● Records to process:
— BEGIN —
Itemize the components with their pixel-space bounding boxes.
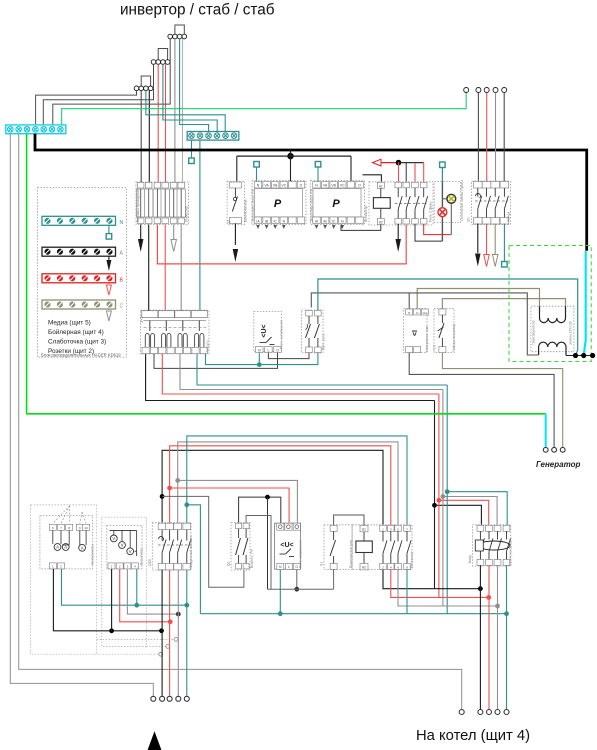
svg-text:Измеритель тока: Измеритель тока xyxy=(425,326,429,352)
svg-text:VB: VB xyxy=(273,184,278,188)
svg-text:СВ3: СВ3 xyxy=(148,559,152,566)
svg-text:C: C xyxy=(120,304,124,310)
svg-text:Энергомер Smart PM: Энергомер Smart PM xyxy=(251,189,255,222)
svg-text:Т10: Т10 xyxy=(433,345,437,351)
svg-text:Генератор: Генератор xyxy=(536,460,580,469)
svg-text:N: N xyxy=(120,220,124,226)
svg-text:IC: IC xyxy=(273,219,277,223)
svg-text:100 А (на 16 кВт): 100 А (на 16 кВт) xyxy=(508,538,512,565)
svg-text:V: V xyxy=(129,549,132,554)
svg-text:Модуль: Модуль xyxy=(206,340,210,352)
svg-text:Клеммы проходные: Клеммы проходные xyxy=(136,189,140,222)
svg-text:Энергомер Smart PM: Энергомер Smart PM xyxy=(310,189,314,222)
svg-text:VA: VA xyxy=(323,184,328,188)
svg-text:Контактор: Контактор xyxy=(410,551,414,568)
svg-text:Инвертор: Инвертор xyxy=(185,206,189,222)
svg-text:A1: A1 xyxy=(379,184,383,188)
svg-text:<U<: <U< xyxy=(280,542,293,549)
svg-text:VC: VC xyxy=(340,184,345,188)
svg-text:Трансформатор: Трансформатор xyxy=(532,320,536,345)
svg-text:VA: VA xyxy=(264,184,269,188)
svg-text:Имп. реле: Имп. реле xyxy=(321,333,325,350)
svg-text:Слаботочка (щит 3): Слаботочка (щит 3) xyxy=(48,338,106,346)
svg-text:A1: A1 xyxy=(362,528,366,532)
svg-text:VB: VB xyxy=(331,184,336,188)
svg-text:Ввод: Ввод xyxy=(468,555,472,563)
svg-text:A2: A2 xyxy=(362,566,366,570)
svg-text:Q: Q xyxy=(227,220,231,223)
svg-text:Реле 2 фазы: Реле 2 фазы xyxy=(429,201,433,222)
svg-text:Модульный автомат: Модульный автомат xyxy=(189,536,193,568)
svg-text:Улица: Улица xyxy=(507,212,511,222)
svg-text:L: L xyxy=(288,565,290,569)
svg-text:Бойлерная (щит 4): Бойлерная (щит 4) xyxy=(48,328,104,336)
svg-text:In: In xyxy=(416,311,419,315)
svg-text:IC: IC xyxy=(332,219,336,223)
svg-text:Выключатель: Выключатель xyxy=(244,199,248,222)
svg-text:Амперметры: Амперметры xyxy=(91,544,95,565)
svg-text:N: N xyxy=(408,311,410,315)
svg-text:Медиа (щит 5): Медиа (щит 5) xyxy=(48,320,91,327)
svg-text:O: O xyxy=(358,184,361,188)
svg-text:V: V xyxy=(121,543,124,548)
svg-text:Контактор: Контактор xyxy=(364,205,368,222)
svg-text:VC: VC xyxy=(281,184,286,188)
svg-text:<U<: <U< xyxy=(261,324,268,337)
svg-text:Таймер-генератор: Таймер-генератор xyxy=(452,324,456,352)
svg-text:O: O xyxy=(300,184,303,188)
svg-text:Сигнальные лампы 2 фазы: Сигнальные лампы 2 фазы xyxy=(460,180,464,221)
svg-text:Out: Out xyxy=(423,311,428,315)
svg-text:P: P xyxy=(274,198,282,210)
svg-text:Реле напряжения: Реле напряжения xyxy=(279,320,283,349)
svg-text:A: A xyxy=(56,545,59,550)
svg-text:инвертор / стаб / стаб: инвертор / стаб / стаб xyxy=(120,2,275,19)
svg-text:V: V xyxy=(112,536,115,541)
svg-text:<I: <I xyxy=(412,330,419,336)
svg-text:Вольтметр: Вольтметр xyxy=(140,548,144,565)
svg-text:Реле напряжения: Реле напряжения xyxy=(298,540,302,568)
svg-text:10: 10 xyxy=(84,526,88,530)
svg-text:(Л): (Л) xyxy=(467,218,471,222)
svg-text:A: A xyxy=(81,546,84,551)
svg-text:Выключ. РН: Выключ. РН xyxy=(250,548,254,568)
svg-text:Звонок 220/12В: Звонок 220/12В xyxy=(569,320,573,345)
svg-text:На котел (щит 4): На котел (щит 4) xyxy=(416,728,530,744)
svg-text:L: L xyxy=(267,348,269,352)
svg-text:Блок распределительных HAGER K: Блок распределительных HAGER KD619 xyxy=(41,353,121,358)
svg-text:A2: A2 xyxy=(379,221,383,225)
svg-text:Q1: Q1 xyxy=(227,561,231,566)
svg-text:P: P xyxy=(332,198,340,210)
svg-text:S1: S1 xyxy=(320,562,324,566)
— END —
● Directions:
Reproduce every line of the records above verbatim, omitting the pictures.

● Task response:
Itemize the components with their pixel-space bounding boxes.
svg-text:Измеритель тока: Измеритель тока xyxy=(425,326,429,352)
svg-text:VB: VB xyxy=(273,184,278,188)
svg-text:СВ3: СВ3 xyxy=(148,559,152,566)
svg-text:C: C xyxy=(120,304,124,310)
svg-text:Энергомер Smart PM: Энергомер Smart PM xyxy=(251,189,255,222)
svg-text:Т10: Т10 xyxy=(433,345,437,351)
svg-text:Генератор: Генератор xyxy=(536,460,580,469)
svg-text:N: N xyxy=(120,220,124,226)
svg-text:IC: IC xyxy=(273,219,277,223)
svg-text:100 А (на 16 кВт): 100 А (на 16 кВт) xyxy=(508,538,512,565)
svg-text:V: V xyxy=(129,549,132,554)
svg-text:Модуль: Модуль xyxy=(206,340,210,352)
svg-text:Клеммы проходные: Клеммы проходные xyxy=(136,189,140,222)
svg-text:Энергомер Smart PM: Энергомер Smart PM xyxy=(310,189,314,222)
svg-text:VA: VA xyxy=(323,184,328,188)
svg-text:Контактор: Контактор xyxy=(410,551,414,568)
svg-text:Инвертор: Инвертор xyxy=(185,206,189,222)
svg-text:A1: A1 xyxy=(379,184,383,188)
svg-text:<U<: <U< xyxy=(280,542,293,549)
svg-text:VC: VC xyxy=(340,184,345,188)
svg-text:Трансформатор: Трансформатор xyxy=(532,320,536,345)
svg-text:VA: VA xyxy=(264,184,269,188)
svg-text:Имп. реле: Имп. реле xyxy=(321,333,325,350)
svg-text:Слаботочка (щит 3): Слаботочка (щит 3) xyxy=(48,338,106,346)
svg-text:A1: A1 xyxy=(362,528,366,532)
svg-text:VB: VB xyxy=(331,184,336,188)
svg-text:Ввод: Ввод xyxy=(468,555,472,563)
svg-text:A2: A2 xyxy=(362,566,366,570)
svg-text:Q: Q xyxy=(227,220,231,223)
svg-text:Реле 2 фазы: Реле 2 фазы xyxy=(429,201,433,222)
svg-text:Модульный автомат: Модульный автомат xyxy=(189,536,193,568)
svg-text:Улица: Улица xyxy=(507,212,511,222)
svg-text:L: L xyxy=(288,565,290,569)
svg-text:Бойлерная (щит 4): Бойлерная (щит 4) xyxy=(48,328,104,336)
svg-text:In: In xyxy=(416,311,419,315)
svg-text:IC: IC xyxy=(332,219,336,223)
svg-text:Выключатель: Выключатель xyxy=(244,199,248,222)
svg-text:Амперметры: Амперметры xyxy=(91,544,95,565)
svg-text:N: N xyxy=(408,311,410,315)
svg-text:Медиа (щит 5): Медиа (щит 5) xyxy=(48,320,91,327)
svg-text:O: O xyxy=(358,184,361,188)
svg-text:V: V xyxy=(121,543,124,548)
svg-text:Контактор: Контактор xyxy=(364,205,368,222)
svg-text:VC: VC xyxy=(281,184,286,188)
svg-text:<U<: <U< xyxy=(261,324,268,337)
svg-text:Таймер-генератор: Таймер-генератор xyxy=(452,324,456,352)
svg-text:O: O xyxy=(300,184,303,188)
svg-text:Сигнальные лампы 2 фазы: Сигнальные лампы 2 фазы xyxy=(460,180,464,221)
svg-text:Out: Out xyxy=(423,311,428,315)
svg-text:P: P xyxy=(274,198,282,210)
svg-text:Реле напряжения: Реле напряжения xyxy=(279,320,283,349)
svg-text:A: A xyxy=(56,545,59,550)
svg-text:инвертор / стаб / стаб: инвертор / стаб / стаб xyxy=(120,2,275,19)
svg-text:V: V xyxy=(112,536,115,541)
svg-text:<I: <I xyxy=(412,330,419,336)
svg-text:Вольтметр: Вольтметр xyxy=(140,548,144,565)
svg-text:Реле напряжения: Реле напряжения xyxy=(298,540,302,568)
svg-text:10: 10 xyxy=(84,526,88,530)
svg-text:(Л): (Л) xyxy=(467,218,471,222)
svg-text:A: A xyxy=(81,546,84,551)
svg-text:Выключ. РН: Выключ. РН xyxy=(250,548,254,568)
svg-text:Звонок 220/12В: Звонок 220/12В xyxy=(569,320,573,345)
svg-text:На котел (щит 4): На котел (щит 4) xyxy=(416,728,530,744)
svg-text:L: L xyxy=(267,348,269,352)
svg-text:Блок распределительных HAGER K: Блок распределительных HAGER KD619 xyxy=(41,353,121,358)
svg-text:A2: A2 xyxy=(379,221,383,225)
svg-text:Q1: Q1 xyxy=(227,561,231,566)
svg-text:P: P xyxy=(332,198,340,210)
svg-text:S1: S1 xyxy=(320,562,324,566)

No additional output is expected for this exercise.